>> Start

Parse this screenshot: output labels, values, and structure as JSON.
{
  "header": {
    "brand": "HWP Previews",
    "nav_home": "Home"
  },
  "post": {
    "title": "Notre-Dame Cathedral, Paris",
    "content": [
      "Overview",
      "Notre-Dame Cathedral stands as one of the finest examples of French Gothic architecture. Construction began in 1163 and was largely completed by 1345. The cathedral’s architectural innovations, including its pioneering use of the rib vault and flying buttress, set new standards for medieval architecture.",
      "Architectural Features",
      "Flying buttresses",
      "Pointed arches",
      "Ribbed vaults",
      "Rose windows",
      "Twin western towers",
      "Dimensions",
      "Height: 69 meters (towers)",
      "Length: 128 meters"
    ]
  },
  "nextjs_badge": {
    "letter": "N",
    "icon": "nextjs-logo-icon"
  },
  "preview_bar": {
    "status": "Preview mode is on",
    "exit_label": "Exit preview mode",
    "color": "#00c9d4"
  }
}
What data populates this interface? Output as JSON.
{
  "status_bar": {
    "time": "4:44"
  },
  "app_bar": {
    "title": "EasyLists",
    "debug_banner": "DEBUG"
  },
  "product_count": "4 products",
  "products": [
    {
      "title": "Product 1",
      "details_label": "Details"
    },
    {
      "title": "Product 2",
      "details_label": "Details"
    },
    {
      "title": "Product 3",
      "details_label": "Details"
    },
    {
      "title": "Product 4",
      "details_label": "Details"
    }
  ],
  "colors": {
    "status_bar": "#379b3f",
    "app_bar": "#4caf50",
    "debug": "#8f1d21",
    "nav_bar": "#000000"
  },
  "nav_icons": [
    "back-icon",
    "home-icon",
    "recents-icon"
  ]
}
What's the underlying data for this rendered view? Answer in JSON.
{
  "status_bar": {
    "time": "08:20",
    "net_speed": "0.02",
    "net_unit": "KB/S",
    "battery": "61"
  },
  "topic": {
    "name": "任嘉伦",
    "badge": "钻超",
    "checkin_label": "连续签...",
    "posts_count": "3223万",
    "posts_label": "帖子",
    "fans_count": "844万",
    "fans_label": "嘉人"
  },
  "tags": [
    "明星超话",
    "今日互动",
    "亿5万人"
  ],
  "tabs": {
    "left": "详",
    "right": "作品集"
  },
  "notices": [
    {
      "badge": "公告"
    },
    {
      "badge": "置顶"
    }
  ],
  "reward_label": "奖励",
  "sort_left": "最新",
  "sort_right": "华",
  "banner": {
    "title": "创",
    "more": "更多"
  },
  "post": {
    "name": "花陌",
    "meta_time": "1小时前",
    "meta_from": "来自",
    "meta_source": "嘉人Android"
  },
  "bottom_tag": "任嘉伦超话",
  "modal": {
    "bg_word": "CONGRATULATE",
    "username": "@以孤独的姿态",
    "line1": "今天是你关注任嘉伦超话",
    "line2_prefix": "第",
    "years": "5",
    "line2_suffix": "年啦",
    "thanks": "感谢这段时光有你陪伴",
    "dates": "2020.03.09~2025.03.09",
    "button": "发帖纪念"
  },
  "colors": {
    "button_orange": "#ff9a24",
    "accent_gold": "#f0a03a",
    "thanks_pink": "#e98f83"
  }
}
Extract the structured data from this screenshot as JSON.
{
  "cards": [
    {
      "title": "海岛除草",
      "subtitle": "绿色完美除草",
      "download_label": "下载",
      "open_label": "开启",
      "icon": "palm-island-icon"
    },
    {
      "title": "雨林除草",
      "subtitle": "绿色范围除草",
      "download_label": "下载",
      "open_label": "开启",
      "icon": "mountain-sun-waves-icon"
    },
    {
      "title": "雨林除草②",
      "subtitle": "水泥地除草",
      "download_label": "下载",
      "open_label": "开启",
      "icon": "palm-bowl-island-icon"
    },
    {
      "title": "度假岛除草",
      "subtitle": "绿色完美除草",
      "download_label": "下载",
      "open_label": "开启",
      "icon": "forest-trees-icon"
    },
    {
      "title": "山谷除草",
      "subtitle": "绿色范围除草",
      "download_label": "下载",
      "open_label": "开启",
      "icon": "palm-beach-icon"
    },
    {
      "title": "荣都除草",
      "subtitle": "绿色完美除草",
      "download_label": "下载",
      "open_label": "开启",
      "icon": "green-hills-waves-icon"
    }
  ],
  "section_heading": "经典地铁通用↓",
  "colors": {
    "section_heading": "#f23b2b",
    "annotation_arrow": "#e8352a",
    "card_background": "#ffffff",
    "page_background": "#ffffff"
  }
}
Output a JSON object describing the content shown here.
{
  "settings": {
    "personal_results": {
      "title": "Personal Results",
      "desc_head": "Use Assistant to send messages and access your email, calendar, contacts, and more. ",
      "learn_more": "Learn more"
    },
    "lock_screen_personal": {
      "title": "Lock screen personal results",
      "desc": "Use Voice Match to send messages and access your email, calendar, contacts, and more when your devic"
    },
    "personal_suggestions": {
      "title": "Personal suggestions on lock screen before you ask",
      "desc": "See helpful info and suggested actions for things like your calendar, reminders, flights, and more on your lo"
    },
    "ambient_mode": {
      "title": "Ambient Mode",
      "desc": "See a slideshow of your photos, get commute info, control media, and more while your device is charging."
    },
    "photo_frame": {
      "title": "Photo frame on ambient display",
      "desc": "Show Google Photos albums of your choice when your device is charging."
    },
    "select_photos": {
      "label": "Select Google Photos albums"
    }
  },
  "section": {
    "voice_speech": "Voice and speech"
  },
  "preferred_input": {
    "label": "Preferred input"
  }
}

>> End

### [EXERCISE]
Show all lines in the entries above where the word "Google" appears.

### [RESULT OF THIS TASK]
      "desc": "Show Google Photos albums of your choice when your device is charging."
      "label": "Select Google Photos albums"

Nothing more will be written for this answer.